[REQUIREMENT]
Could you write out every entry exactly as it stands?

[EXTRACTED INFORMATION]
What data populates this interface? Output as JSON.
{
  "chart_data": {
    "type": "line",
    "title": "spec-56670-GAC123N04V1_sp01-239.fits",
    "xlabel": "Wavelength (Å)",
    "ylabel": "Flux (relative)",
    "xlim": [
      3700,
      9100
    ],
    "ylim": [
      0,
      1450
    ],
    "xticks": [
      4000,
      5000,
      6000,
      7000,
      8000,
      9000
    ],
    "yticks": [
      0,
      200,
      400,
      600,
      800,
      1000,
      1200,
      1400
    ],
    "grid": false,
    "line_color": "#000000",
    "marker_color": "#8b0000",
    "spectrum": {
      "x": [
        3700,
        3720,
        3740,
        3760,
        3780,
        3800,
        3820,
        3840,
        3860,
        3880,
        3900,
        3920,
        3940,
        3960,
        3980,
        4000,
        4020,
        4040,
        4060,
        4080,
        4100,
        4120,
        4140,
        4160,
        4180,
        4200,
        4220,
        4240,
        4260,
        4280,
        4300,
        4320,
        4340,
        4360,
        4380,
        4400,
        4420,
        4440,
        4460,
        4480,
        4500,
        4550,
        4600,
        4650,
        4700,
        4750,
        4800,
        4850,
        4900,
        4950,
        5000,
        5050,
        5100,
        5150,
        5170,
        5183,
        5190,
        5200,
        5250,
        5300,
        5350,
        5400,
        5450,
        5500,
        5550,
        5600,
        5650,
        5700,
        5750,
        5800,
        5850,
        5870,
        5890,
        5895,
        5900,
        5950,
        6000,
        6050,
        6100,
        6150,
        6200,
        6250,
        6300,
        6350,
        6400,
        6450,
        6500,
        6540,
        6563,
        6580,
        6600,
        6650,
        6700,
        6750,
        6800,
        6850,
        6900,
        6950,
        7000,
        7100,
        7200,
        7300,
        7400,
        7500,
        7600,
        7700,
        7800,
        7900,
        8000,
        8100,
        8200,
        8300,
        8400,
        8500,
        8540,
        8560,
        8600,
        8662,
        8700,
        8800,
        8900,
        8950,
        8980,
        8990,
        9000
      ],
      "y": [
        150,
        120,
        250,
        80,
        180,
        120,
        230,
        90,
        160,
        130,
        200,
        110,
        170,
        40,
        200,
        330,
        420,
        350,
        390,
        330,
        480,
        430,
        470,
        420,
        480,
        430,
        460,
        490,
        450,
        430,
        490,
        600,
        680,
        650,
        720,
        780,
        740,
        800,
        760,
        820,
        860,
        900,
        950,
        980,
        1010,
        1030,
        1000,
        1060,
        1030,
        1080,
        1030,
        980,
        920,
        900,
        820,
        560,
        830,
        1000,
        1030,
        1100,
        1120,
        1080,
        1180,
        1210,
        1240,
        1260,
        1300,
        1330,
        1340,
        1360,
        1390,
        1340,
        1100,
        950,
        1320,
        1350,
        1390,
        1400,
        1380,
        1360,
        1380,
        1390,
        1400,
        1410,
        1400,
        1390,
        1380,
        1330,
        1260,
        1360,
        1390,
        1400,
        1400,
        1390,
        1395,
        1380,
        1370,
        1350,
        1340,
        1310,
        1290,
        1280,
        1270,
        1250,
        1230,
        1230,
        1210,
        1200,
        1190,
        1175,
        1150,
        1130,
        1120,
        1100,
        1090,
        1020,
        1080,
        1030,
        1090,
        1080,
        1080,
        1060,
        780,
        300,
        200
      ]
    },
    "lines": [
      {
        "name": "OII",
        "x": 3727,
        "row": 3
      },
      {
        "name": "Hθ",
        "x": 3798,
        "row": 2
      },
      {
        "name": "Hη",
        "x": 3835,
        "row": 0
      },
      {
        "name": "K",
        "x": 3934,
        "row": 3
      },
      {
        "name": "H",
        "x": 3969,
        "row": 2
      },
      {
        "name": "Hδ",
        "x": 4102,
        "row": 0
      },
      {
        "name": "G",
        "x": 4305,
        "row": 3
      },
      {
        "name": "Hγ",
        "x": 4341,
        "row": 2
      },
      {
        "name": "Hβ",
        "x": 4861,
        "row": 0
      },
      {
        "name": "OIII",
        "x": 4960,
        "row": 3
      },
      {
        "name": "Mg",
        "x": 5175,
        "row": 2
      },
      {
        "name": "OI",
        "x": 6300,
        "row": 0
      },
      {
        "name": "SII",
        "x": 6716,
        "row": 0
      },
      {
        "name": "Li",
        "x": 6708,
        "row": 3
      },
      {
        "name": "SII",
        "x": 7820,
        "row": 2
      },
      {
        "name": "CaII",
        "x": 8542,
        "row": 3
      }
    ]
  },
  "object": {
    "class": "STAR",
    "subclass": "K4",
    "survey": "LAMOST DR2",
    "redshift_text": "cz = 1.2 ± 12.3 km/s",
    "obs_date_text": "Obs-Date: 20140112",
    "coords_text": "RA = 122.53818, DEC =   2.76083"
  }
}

[SOLUTION]
What data populates this interface? Output as JSON.
{
  "chart_data": {
    "type": "line",
    "title": "spec-56670-GAC123N04V1_sp01-239.fits",
    "xlabel": "Wavelength (Å)",
    "ylabel": "Flux (relative)",
    "xlim": [
      3700,
      9100
    ],
    "ylim": [
      0,
      1450
    ],
    "xticks": [
      4000,
      5000,
      6000,
      7000,
      8000,
      9000
    ],
    "yticks": [
      0,
      200,
      400,
      600,
      800,
      1000,
      1200,
      1400
    ],
    "grid": false,
    "line_color": "#000000",
    "marker_color": "#8b0000",
    "spectrum": {
      "x": [
        3700,
        3720,
        3740,
        3760,
        3780,
        3800,
        3820,
        3840,
        3860,
        3880,
        3900,
        3920,
        3940,
        3960,
        3980,
        4000,
        4020,
        4040,
        4060,
        4080,
        4100,
        4120,
        4140,
        4160,
        4180,
        4200,
        4220,
        4240,
        4260,
        4280,
        4300,
        4320,
        4340,
        4360,
        4380,
        4400,
        4420,
        4440,
        4460,
        4480,
        4500,
        4550,
        4600,
        4650,
        4700,
        4750,
        4800,
        4850,
        4900,
        4950,
        5000,
        5050,
        5100,
        5150,
        5170,
        5183,
        5190,
        5200,
        5250,
        5300,
        5350,
        5400,
        5450,
        5500,
        5550,
        5600,
        5650,
        5700,
        5750,
        5800,
        5850,
        5870,
        5890,
        5895,
        5900,
        5950,
        6000,
        6050,
        6100,
        6150,
        6200,
        6250,
        6300,
        6350,
        6400,
        6450,
        6500,
        6540,
        6563,
        6580,
        6600,
        6650,
        6700,
        6750,
        6800,
        6850,
        6900,
        6950,
        7000,
        7100,
        7200,
        7300,
        7400,
        7500,
        7600,
        7700,
        7800,
        7900,
        8000,
        8100,
        8200,
        8300,
        8400,
        8500,
        8540,
        8560,
        8600,
        8662,
        8700,
        8800,
        8900,
        8950,
        8980,
        8990,
        9000
      ],
      "y": [
        150,
        120,
        250,
        80,
        180,
        120,
        230,
        90,
        160,
        130,
        200,
        110,
        170,
        40,
        200,
        330,
        420,
        350,
        390,
        330,
        480,
        430,
        470,
        420,
        480,
        430,
        460,
        490,
        450,
        430,
        490,
        600,
        680,
        650,
        720,
        780,
        740,
        800,
        760,
        820,
        860,
        900,
        950,
        980,
        1010,
        1030,
        1000,
        1060,
        1030,
        1080,
        1030,
        980,
        920,
        900,
        820,
        560,
        830,
        1000,
        1030,
        1100,
        1120,
        1080,
        1180,
        1210,
        1240,
        1260,
        1300,
        1330,
        1340,
        1360,
        1390,
        1340,
        1100,
        950,
        1320,
        1350,
        1390,
        1400,
        1380,
        1360,
        1380,
        1390,
        1400,
        1410,
        1400,
        1390,
        1380,
        1330,
        1260,
        1360,
        1390,
        1400,
        1400,
        1390,
        1395,
        1380,
        1370,
        1350,
        1340,
        1310,
        1290,
        1280,
        1270,
        1250,
        1230,
        1230,
        1210,
        1200,
        1190,
        1175,
        1150,
        1130,
        1120,
        1100,
        1090,
        1020,
        1080,
        1030,
        1090,
        1080,
        1080,
        1060,
        780,
        300,
        200
      ]
    },
    "lines": [
      {
        "name": "OII",
        "x": 3727,
        "row": 3
      },
      {
        "name": "Hθ",
        "x": 3798,
        "row": 2
      },
      {
        "name": "Hη",
        "x": 3835,
        "row": 0
      },
      {
        "name": "K",
        "x": 3934,
        "row": 3
      },
      {
        "name": "H",
        "x": 3969,
        "row": 2
      },
      {
        "name": "Hδ",
        "x": 4102,
        "row": 0
      },
      {
        "name": "G",
        "x": 4305,
        "row": 3
      },
      {
        "name": "Hγ",
        "x": 4341,
        "row": 2
      },
      {
        "name": "Hβ",
        "x": 4861,
        "row": 0
      },
      {
        "name": "OIII",
        "x": 4960,
        "row": 3
      },
      {
        "name": "Mg",
        "x": 5175,
        "row": 2
      },
      {
        "name": "OI",
        "x": 6300,
        "row": 0
      },
      {
        "name": "SII",
        "x": 6716,
        "row": 0
      },
      {
        "name": "Li",
        "x": 6708,
        "row": 3
      },
      {
        "name": "SII",
        "x": 7820,
        "row": 2
      },
      {
        "name": "CaII",
        "x": 8542,
        "row": 3
      }
    ]
  },
  "object": {
    "class": "STAR",
    "subclass": "K4",
    "survey": "LAMOST DR2",
    "redshift_text": "cz = 1.2 ± 12.3 km/s",
    "obs_date_text": "Obs-Date: 20140112",
    "coords_text": "RA = 122.53818, DEC =   2.76083"
  }
}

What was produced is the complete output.